__PROBLEM TO WORK ON__.
The records below should be written out again, exactly.

__Stored items from a collection__.
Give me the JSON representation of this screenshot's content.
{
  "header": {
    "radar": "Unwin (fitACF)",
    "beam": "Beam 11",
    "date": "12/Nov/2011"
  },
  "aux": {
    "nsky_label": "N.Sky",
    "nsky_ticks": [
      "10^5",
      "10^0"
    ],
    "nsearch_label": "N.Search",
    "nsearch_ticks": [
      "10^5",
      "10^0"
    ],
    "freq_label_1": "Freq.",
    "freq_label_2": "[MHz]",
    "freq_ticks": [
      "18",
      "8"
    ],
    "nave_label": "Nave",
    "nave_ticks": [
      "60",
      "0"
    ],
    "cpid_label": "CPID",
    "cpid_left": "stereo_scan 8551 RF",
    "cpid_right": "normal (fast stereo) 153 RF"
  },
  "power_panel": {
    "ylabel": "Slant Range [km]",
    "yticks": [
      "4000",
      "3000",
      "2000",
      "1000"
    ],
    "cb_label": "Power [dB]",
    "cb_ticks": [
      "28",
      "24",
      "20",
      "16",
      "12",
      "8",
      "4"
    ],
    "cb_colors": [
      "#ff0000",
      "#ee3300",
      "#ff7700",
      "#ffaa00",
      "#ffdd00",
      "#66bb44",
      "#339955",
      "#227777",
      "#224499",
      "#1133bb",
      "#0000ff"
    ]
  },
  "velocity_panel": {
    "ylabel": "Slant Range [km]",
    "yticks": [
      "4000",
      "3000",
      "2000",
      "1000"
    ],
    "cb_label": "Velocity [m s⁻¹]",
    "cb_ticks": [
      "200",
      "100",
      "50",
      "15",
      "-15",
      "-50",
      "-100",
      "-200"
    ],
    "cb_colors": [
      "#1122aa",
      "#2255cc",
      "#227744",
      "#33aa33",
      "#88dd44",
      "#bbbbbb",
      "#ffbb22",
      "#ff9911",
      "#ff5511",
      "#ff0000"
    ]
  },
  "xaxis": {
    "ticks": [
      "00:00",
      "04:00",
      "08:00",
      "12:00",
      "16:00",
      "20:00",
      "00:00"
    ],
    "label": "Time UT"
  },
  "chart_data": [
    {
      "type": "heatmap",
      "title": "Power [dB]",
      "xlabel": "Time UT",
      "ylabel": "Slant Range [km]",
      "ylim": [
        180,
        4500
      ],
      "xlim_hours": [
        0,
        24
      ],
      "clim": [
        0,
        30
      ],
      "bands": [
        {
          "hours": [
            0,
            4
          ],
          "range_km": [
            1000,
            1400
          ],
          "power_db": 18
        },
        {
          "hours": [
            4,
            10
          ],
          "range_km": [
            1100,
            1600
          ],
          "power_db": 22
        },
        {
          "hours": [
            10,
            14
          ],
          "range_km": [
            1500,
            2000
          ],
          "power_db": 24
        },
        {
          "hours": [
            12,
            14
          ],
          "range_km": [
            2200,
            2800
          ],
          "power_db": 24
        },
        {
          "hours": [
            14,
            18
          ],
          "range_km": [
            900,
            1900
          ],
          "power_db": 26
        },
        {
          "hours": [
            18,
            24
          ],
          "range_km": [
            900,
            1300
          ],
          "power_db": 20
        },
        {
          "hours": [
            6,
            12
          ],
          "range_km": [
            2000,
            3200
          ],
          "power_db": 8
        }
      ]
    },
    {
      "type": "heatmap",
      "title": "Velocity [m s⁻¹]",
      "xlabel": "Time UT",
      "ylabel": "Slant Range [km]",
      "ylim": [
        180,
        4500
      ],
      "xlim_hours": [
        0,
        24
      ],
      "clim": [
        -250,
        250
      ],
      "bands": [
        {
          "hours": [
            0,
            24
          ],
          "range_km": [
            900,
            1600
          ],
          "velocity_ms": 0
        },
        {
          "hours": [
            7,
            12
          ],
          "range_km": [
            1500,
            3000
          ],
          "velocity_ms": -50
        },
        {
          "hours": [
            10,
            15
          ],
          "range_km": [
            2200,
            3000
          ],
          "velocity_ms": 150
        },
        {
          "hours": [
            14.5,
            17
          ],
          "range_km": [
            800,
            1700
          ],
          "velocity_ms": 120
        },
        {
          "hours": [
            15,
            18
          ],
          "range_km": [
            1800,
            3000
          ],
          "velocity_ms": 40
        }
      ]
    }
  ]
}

__ANSWER TO THIS TASK__.
Give me the JSON representation of this screenshot's content.
{
  "header": {
    "radar": "Unwin (fitACF)",
    "beam": "Beam 11",
    "date": "12/Nov/2011"
  },
  "aux": {
    "nsky_label": "N.Sky",
    "nsky_ticks": [
      "10^5",
      "10^0"
    ],
    "nsearch_label": "N.Search",
    "nsearch_ticks": [
      "10^5",
      "10^0"
    ],
    "freq_label_1": "Freq.",
    "freq_label_2": "[MHz]",
    "freq_ticks": [
      "18",
      "8"
    ],
    "nave_label": "Nave",
    "nave_ticks": [
      "60",
      "0"
    ],
    "cpid_label": "CPID",
    "cpid_left": "stereo_scan 8551 RF",
    "cpid_right": "normal (fast stereo) 153 RF"
  },
  "power_panel": {
    "ylabel": "Slant Range [km]",
    "yticks": [
      "4000",
      "3000",
      "2000",
      "1000"
    ],
    "cb_label": "Power [dB]",
    "cb_ticks": [
      "28",
      "24",
      "20",
      "16",
      "12",
      "8",
      "4"
    ],
    "cb_colors": [
      "#ff0000",
      "#ee3300",
      "#ff7700",
      "#ffaa00",
      "#ffdd00",
      "#66bb44",
      "#339955",
      "#227777",
      "#224499",
      "#1133bb",
      "#0000ff"
    ]
  },
  "velocity_panel": {
    "ylabel": "Slant Range [km]",
    "yticks": [
      "4000",
      "3000",
      "2000",
      "1000"
    ],
    "cb_label": "Velocity [m s⁻¹]",
    "cb_ticks": [
      "200",
      "100",
      "50",
      "15",
      "-15",
      "-50",
      "-100",
      "-200"
    ],
    "cb_colors": [
      "#1122aa",
      "#2255cc",
      "#227744",
      "#33aa33",
      "#88dd44",
      "#bbbbbb",
      "#ffbb22",
      "#ff9911",
      "#ff5511",
      "#ff0000"
    ]
  },
  "xaxis": {
    "ticks": [
      "00:00",
      "04:00",
      "08:00",
      "12:00",
      "16:00",
      "20:00",
      "00:00"
    ],
    "label": "Time UT"
  },
  "chart_data": [
    {
      "type": "heatmap",
      "title": "Power [dB]",
      "xlabel": "Time UT",
      "ylabel": "Slant Range [km]",
      "ylim": [
        180,
        4500
      ],
      "xlim_hours": [
        0,
        24
      ],
      "clim": [
        0,
        30
      ],
      "bands": [
        {
          "hours": [
            0,
            4
          ],
          "range_km": [
            1000,
            1400
          ],
          "power_db": 18
        },
        {
          "hours": [
            4,
            10
          ],
          "range_km": [
            1100,
            1600
          ],
          "power_db": 22
        },
        {
          "hours": [
            10,
            14
          ],
          "range_km": [
            1500,
            2000
          ],
          "power_db": 24
        },
        {
          "hours": [
            12,
            14
          ],
          "range_km": [
            2200,
            2800
          ],
          "power_db": 24
        },
        {
          "hours": [
            14,
            18
          ],
          "range_km": [
            900,
            1900
          ],
          "power_db": 26
        },
        {
          "hours": [
            18,
            24
          ],
          "range_km": [
            900,
            1300
          ],
          "power_db": 20
        },
        {
          "hours": [
            6,
            12
          ],
          "range_km": [
            2000,
            3200
          ],
          "power_db": 8
        }
      ]
    },
    {
      "type": "heatmap",
      "title": "Velocity [m s⁻¹]",
      "xlabel": "Time UT",
      "ylabel": "Slant Range [km]",
      "ylim": [
        180,
        4500
      ],
      "xlim_hours": [
        0,
        24
      ],
      "clim": [
        -250,
        250
      ],
      "bands": [
        {
          "hours": [
            0,
            24
          ],
          "range_km": [
            900,
            1600
          ],
          "velocity_ms": 0
        },
        {
          "hours": [
            7,
            12
          ],
          "range_km": [
            1500,
            3000
          ],
          "velocity_ms": -50
        },
        {
          "hours": [
            10,
            15
          ],
          "range_km": [
            2200,
            3000
          ],
          "velocity_ms": 150
        },
        {
          "hours": [
            14.5,
            17
          ],
          "range_km": [
            800,
            1700
          ],
          "velocity_ms": 120
        },
        {
          "hours": [
            15,
            18
          ],
          "range_km": [
            1800,
            3000
          ],
          "velocity_ms": 40
        }
      ]
    }
  ]
}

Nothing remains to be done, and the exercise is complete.